Begin

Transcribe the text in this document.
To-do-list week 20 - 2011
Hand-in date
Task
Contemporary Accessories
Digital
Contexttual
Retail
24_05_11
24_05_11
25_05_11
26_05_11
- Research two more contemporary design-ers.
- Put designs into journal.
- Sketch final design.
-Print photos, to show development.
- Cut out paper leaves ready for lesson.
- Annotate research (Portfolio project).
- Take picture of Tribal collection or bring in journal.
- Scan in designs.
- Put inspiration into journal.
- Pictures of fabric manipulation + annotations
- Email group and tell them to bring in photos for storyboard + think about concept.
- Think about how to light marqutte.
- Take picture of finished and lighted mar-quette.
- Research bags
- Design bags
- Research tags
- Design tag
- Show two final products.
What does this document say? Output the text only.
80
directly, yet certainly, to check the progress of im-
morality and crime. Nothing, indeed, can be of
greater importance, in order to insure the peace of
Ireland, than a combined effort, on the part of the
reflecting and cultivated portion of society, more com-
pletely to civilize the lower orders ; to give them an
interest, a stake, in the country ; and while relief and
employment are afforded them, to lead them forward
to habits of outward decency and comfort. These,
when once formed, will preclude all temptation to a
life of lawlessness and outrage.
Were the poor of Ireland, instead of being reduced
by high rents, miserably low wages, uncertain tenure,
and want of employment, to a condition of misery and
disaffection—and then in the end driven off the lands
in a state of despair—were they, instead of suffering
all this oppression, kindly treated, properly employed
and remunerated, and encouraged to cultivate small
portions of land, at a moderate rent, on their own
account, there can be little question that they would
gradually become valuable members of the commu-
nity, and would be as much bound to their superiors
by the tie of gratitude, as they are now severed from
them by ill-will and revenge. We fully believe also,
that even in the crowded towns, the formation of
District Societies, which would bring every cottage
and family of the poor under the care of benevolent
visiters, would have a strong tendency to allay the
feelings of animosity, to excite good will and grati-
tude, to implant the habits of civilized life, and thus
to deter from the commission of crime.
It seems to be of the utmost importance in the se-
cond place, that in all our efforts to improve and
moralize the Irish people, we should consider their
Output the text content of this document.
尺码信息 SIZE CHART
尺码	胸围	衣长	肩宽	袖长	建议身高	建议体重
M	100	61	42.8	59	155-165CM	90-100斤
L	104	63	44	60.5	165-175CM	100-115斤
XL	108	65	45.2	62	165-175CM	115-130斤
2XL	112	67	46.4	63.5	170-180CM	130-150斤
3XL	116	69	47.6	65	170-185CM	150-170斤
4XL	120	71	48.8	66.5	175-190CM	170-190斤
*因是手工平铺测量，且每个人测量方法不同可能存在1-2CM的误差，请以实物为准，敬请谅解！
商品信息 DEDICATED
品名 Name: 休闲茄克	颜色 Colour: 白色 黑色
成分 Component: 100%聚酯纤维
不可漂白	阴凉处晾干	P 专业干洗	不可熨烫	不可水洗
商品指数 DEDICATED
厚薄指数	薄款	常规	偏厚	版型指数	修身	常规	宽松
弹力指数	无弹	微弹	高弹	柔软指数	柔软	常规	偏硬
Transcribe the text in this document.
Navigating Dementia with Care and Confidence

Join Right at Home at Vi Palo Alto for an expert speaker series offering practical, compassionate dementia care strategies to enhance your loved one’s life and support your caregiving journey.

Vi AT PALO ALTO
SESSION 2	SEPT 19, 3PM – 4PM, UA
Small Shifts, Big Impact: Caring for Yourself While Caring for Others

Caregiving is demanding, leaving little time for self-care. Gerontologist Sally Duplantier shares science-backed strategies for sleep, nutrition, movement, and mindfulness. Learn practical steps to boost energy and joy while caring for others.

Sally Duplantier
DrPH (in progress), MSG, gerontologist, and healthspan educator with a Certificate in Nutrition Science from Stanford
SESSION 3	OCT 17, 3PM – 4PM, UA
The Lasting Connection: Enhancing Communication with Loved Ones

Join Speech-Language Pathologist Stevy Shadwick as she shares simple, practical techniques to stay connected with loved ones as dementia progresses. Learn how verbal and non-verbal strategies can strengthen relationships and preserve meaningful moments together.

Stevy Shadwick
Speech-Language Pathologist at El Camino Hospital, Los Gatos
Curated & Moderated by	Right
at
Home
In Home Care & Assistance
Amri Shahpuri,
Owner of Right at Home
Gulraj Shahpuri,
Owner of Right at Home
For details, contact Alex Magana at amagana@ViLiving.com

End

TASK TO CARRY OUT | Your task is to print the whole listing again exactly.

ANSWER FOR THE TASK |
Transcribe the text in this document.
To-do-list week 20 - 2011
Hand-in date
Task
Contemporary Accessories
Digital
Contexttual
Retail
24_05_11
24_05_11
25_05_11
26_05_11
- Research two more contemporary design-ers.
- Put designs into journal.
- Sketch final design.
-Print photos, to show development.
- Cut out paper leaves ready for lesson.
- Annotate research (Portfolio project).
- Take picture of Tribal collection or bring in journal.
- Scan in designs.
- Put inspiration into journal.
- Pictures of fabric manipulation + annotations
- Email group and tell them to bring in photos for storyboard + think about concept.
- Think about how to light marqutte.
- Take picture of finished and lighted mar-quette.
- Research bags
- Design bags
- Research tags
- Design tag
- Show two final products.
What does this document say? Output the text only.
80
directly, yet certainly, to check the progress of im-
morality and crime. Nothing, indeed, can be of
greater importance, in order to insure the peace of
Ireland, than a combined effort, on the part of the
reflecting and cultivated portion of society, more com-
pletely to civilize the lower orders ; to give them an
interest, a stake, in the country ; and while relief and
employment are afforded them, to lead them forward
to habits of outward decency and comfort. These,
when once formed, will preclude all temptation to a
life of lawlessness and outrage.
Were the poor of Ireland, instead of being reduced
by high rents, miserably low wages, uncertain tenure,
and want of employment, to a condition of misery and
disaffection—and then in the end driven off the lands
in a state of despair—were they, instead of suffering
all this oppression, kindly treated, properly employed
and remunerated, and encouraged to cultivate small
portions of land, at a moderate rent, on their own
account, there can be little question that they would
gradually become valuable members of the commu-
nity, and would be as much bound to their superiors
by the tie of gratitude, as they are now severed from
them by ill-will and revenge. We fully believe also,
that even in the crowded towns, the formation of
District Societies, which would bring every cottage
and family of the poor under the care of benevolent
visiters, would have a strong tendency to allay the
feelings of animosity, to excite good will and grati-
tude, to implant the habits of civilized life, and thus
to deter from the commission of crime.
It seems to be of the utmost importance in the se-
cond place, that in all our efforts to improve and
moralize the Irish people, we should consider their
Output the text content of this document.
尺码信息 SIZE CHART
尺码	胸围	衣长	肩宽	袖长	建议身高	建议体重
M	100	61	42.8	59	155-165CM	90-100斤
L	104	63	44	60.5	165-175CM	100-115斤
XL	108	65	45.2	62	165-175CM	115-130斤
2XL	112	67	46.4	63.5	170-180CM	130-150斤
3XL	116	69	47.6	65	170-185CM	150-170斤
4XL	120	71	48.8	66.5	175-190CM	170-190斤
*因是手工平铺测量，且每个人测量方法不同可能存在1-2CM的误差，请以实物为准，敬请谅解！
商品信息 DEDICATED
品名 Name: 休闲茄克	颜色 Colour: 白色 黑色
成分 Component: 100%聚酯纤维
不可漂白	阴凉处晾干	P 专业干洗	不可熨烫	不可水洗
商品指数 DEDICATED
厚薄指数	薄款	常规	偏厚	版型指数	修身	常规	宽松
弹力指数	无弹	微弹	高弹	柔软指数	柔软	常规	偏硬
Transcribe the text in this document.
Navigating Dementia with Care and Confidence

Join Right at Home at Vi Palo Alto for an expert speaker series offering practical, compassionate dementia care strategies to enhance your loved one’s life and support your caregiving journey.

Vi AT PALO ALTO
SESSION 2	SEPT 19, 3PM – 4PM, UA
Small Shifts, Big Impact: Caring for Yourself While Caring for Others

Caregiving is demanding, leaving little time for self-care. Gerontologist Sally Duplantier shares science-backed strategies for sleep, nutrition, movement, and mindfulness. Learn practical steps to boost energy and joy while caring for others.

Sally Duplantier
DrPH (in progress), MSG, gerontologist, and healthspan educator with a Certificate in Nutrition Science from Stanford
SESSION 3	OCT 17, 3PM – 4PM, UA
The Lasting Connection: Enhancing Communication with Loved Ones

Join Speech-Language Pathologist Stevy Shadwick as she shares simple, practical techniques to stay connected with loved ones as dementia progresses. Learn how verbal and non-verbal strategies can strengthen relationships and preserve meaningful moments together.

Stevy Shadwick
Speech-Language Pathologist at El Camino Hospital, Los Gatos
Curated & Moderated by	Right
at
Home
In Home Care & Assistance
Amri Shahpuri,
Owner of Right at Home
Gulraj Shahpuri,
Owner of Right at Home
For details, contact Alex Magana at amagana@ViLiving.com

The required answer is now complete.